## Stated problem
The entries below should be output exactly as written.

Chart and figure data

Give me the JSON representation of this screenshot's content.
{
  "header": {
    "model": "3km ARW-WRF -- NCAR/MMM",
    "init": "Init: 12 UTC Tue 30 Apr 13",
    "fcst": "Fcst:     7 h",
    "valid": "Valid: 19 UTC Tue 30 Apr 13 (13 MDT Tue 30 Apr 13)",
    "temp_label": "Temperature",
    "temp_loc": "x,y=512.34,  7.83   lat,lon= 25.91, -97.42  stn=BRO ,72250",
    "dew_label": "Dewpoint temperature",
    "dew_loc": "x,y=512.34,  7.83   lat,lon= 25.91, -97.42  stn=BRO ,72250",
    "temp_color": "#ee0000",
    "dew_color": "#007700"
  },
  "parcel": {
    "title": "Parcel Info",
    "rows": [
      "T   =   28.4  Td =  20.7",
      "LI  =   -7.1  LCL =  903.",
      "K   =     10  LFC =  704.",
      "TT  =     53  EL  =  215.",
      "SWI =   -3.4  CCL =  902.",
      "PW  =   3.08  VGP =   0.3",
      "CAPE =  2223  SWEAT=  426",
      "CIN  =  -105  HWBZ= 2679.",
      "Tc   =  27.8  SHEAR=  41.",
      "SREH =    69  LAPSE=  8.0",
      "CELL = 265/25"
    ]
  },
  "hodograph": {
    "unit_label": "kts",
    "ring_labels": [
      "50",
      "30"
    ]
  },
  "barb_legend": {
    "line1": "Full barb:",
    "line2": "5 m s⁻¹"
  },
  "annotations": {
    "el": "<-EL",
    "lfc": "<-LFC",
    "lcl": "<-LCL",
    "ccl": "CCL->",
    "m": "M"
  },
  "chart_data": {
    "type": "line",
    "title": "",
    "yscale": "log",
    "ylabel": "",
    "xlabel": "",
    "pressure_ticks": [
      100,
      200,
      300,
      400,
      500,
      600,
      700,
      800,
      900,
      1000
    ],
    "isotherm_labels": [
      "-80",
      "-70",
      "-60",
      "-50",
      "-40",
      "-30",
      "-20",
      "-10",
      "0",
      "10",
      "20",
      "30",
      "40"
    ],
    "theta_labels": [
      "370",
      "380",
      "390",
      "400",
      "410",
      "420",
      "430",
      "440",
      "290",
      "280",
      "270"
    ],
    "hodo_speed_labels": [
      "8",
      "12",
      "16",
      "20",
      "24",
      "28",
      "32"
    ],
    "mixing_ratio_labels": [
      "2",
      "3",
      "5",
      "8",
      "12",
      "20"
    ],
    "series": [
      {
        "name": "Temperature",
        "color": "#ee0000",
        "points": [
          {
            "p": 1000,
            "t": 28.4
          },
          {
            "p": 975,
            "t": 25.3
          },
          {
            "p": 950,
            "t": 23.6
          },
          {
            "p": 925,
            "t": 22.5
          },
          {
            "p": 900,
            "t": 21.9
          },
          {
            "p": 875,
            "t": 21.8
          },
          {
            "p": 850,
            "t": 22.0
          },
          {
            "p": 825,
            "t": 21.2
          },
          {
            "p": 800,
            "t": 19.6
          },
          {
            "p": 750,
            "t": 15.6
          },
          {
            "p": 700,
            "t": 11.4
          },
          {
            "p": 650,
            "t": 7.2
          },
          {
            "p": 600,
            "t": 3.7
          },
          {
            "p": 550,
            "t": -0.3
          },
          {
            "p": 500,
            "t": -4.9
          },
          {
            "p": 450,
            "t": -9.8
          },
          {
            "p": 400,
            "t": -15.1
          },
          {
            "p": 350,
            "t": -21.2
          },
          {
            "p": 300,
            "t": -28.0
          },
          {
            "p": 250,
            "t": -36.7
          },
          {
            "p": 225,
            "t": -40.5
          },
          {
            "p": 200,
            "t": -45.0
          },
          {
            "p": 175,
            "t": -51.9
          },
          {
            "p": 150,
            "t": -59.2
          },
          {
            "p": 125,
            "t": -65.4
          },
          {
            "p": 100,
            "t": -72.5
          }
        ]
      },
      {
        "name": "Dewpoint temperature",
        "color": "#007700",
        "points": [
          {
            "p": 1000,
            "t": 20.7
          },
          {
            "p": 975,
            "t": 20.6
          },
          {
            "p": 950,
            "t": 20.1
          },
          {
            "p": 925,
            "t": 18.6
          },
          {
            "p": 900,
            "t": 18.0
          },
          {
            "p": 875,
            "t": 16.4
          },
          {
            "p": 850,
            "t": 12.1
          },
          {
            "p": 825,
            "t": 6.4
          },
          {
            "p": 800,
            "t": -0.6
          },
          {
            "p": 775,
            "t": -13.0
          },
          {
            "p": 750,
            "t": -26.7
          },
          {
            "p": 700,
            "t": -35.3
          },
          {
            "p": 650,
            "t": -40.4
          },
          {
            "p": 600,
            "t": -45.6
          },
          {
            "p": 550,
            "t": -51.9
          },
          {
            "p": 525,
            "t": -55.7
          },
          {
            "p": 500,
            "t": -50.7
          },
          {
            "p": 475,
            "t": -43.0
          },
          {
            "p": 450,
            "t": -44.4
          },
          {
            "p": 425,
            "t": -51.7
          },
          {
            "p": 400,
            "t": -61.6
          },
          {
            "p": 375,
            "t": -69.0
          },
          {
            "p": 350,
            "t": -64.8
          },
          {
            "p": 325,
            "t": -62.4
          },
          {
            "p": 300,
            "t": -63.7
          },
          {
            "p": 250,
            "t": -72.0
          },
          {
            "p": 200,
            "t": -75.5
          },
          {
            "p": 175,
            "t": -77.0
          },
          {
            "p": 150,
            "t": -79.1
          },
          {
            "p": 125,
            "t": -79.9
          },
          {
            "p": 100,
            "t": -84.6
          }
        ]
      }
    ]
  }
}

## Response
Give me the JSON representation of this screenshot's content.
{
  "header": {
    "model": "3km ARW-WRF -- NCAR/MMM",
    "init": "Init: 12 UTC Tue 30 Apr 13",
    "fcst": "Fcst:     7 h",
    "valid": "Valid: 19 UTC Tue 30 Apr 13 (13 MDT Tue 30 Apr 13)",
    "temp_label": "Temperature",
    "temp_loc": "x,y=512.34,  7.83   lat,lon= 25.91, -97.42  stn=BRO ,72250",
    "dew_label": "Dewpoint temperature",
    "dew_loc": "x,y=512.34,  7.83   lat,lon= 25.91, -97.42  stn=BRO ,72250",
    "temp_color": "#ee0000",
    "dew_color": "#007700"
  },
  "parcel": {
    "title": "Parcel Info",
    "rows": [
      "T   =   28.4  Td =  20.7",
      "LI  =   -7.1  LCL =  903.",
      "K   =     10  LFC =  704.",
      "TT  =     53  EL  =  215.",
      "SWI =   -3.4  CCL =  902.",
      "PW  =   3.08  VGP =   0.3",
      "CAPE =  2223  SWEAT=  426",
      "CIN  =  -105  HWBZ= 2679.",
      "Tc   =  27.8  SHEAR=  41.",
      "SREH =    69  LAPSE=  8.0",
      "CELL = 265/25"
    ]
  },
  "hodograph": {
    "unit_label": "kts",
    "ring_labels": [
      "50",
      "30"
    ]
  },
  "barb_legend": {
    "line1": "Full barb:",
    "line2": "5 m s⁻¹"
  },
  "annotations": {
    "el": "<-EL",
    "lfc": "<-LFC",
    "lcl": "<-LCL",
    "ccl": "CCL->",
    "m": "M"
  },
  "chart_data": {
    "type": "line",
    "title": "",
    "yscale": "log",
    "ylabel": "",
    "xlabel": "",
    "pressure_ticks": [
      100,
      200,
      300,
      400,
      500,
      600,
      700,
      800,
      900,
      1000
    ],
    "isotherm_labels": [
      "-80",
      "-70",
      "-60",
      "-50",
      "-40",
      "-30",
      "-20",
      "-10",
      "0",
      "10",
      "20",
      "30",
      "40"
    ],
    "theta_labels": [
      "370",
      "380",
      "390",
      "400",
      "410",
      "420",
      "430",
      "440",
      "290",
      "280",
      "270"
    ],
    "hodo_speed_labels": [
      "8",
      "12",
      "16",
      "20",
      "24",
      "28",
      "32"
    ],
    "mixing_ratio_labels": [
      "2",
      "3",
      "5",
      "8",
      "12",
      "20"
    ],
    "series": [
      {
        "name": "Temperature",
        "color": "#ee0000",
        "points": [
          {
            "p": 1000,
            "t": 28.4
          },
          {
            "p": 975,
            "t": 25.3
          },
          {
            "p": 950,
            "t": 23.6
          },
          {
            "p": 925,
            "t": 22.5
          },
          {
            "p": 900,
            "t": 21.9
          },
          {
            "p": 875,
            "t": 21.8
          },
          {
            "p": 850,
            "t": 22.0
          },
          {
            "p": 825,
            "t": 21.2
          },
          {
            "p": 800,
            "t": 19.6
          },
          {
            "p": 750,
            "t": 15.6
          },
          {
            "p": 700,
            "t": 11.4
          },
          {
            "p": 650,
            "t": 7.2
          },
          {
            "p": 600,
            "t": 3.7
          },
          {
            "p": 550,
            "t": -0.3
          },
          {
            "p": 500,
            "t": -4.9
          },
          {
            "p": 450,
            "t": -9.8
          },
          {
            "p": 400,
            "t": -15.1
          },
          {
            "p": 350,
            "t": -21.2
          },
          {
            "p": 300,
            "t": -28.0
          },
          {
            "p": 250,
            "t": -36.7
          },
          {
            "p": 225,
            "t": -40.5
          },
          {
            "p": 200,
            "t": -45.0
          },
          {
            "p": 175,
            "t": -51.9
          },
          {
            "p": 150,
            "t": -59.2
          },
          {
            "p": 125,
            "t": -65.4
          },
          {
            "p": 100,
            "t": -72.5
          }
        ]
      },
      {
        "name": "Dewpoint temperature",
        "color": "#007700",
        "points": [
          {
            "p": 1000,
            "t": 20.7
          },
          {
            "p": 975,
            "t": 20.6
          },
          {
            "p": 950,
            "t": 20.1
          },
          {
            "p": 925,
            "t": 18.6
          },
          {
            "p": 900,
            "t": 18.0
          },
          {
            "p": 875,
            "t": 16.4
          },
          {
            "p": 850,
            "t": 12.1
          },
          {
            "p": 825,
            "t": 6.4
          },
          {
            "p": 800,
            "t": -0.6
          },
          {
            "p": 775,
            "t": -13.0
          },
          {
            "p": 750,
            "t": -26.7
          },
          {
            "p": 700,
            "t": -35.3
          },
          {
            "p": 650,
            "t": -40.4
          },
          {
            "p": 600,
            "t": -45.6
          },
          {
            "p": 550,
            "t": -51.9
          },
          {
            "p": 525,
            "t": -55.7
          },
          {
            "p": 500,
            "t": -50.7
          },
          {
            "p": 475,
            "t": -43.0
          },
          {
            "p": 450,
            "t": -44.4
          },
          {
            "p": 425,
            "t": -51.7
          },
          {
            "p": 400,
            "t": -61.6
          },
          {
            "p": 375,
            "t": -69.0
          },
          {
            "p": 350,
            "t": -64.8
          },
          {
            "p": 325,
            "t": -62.4
          },
          {
            "p": 300,
            "t": -63.7
          },
          {
            "p": 250,
            "t": -72.0
          },
          {
            "p": 200,
            "t": -75.5
          },
          {
            "p": 175,
            "t": -77.0
          },
          {
            "p": 150,
            "t": -79.1
          },
          {
            "p": 125,
            "t": -79.9
          },
          {
            "p": 100,
            "t": -84.6
          }
        ]
      }
    ]
  }
}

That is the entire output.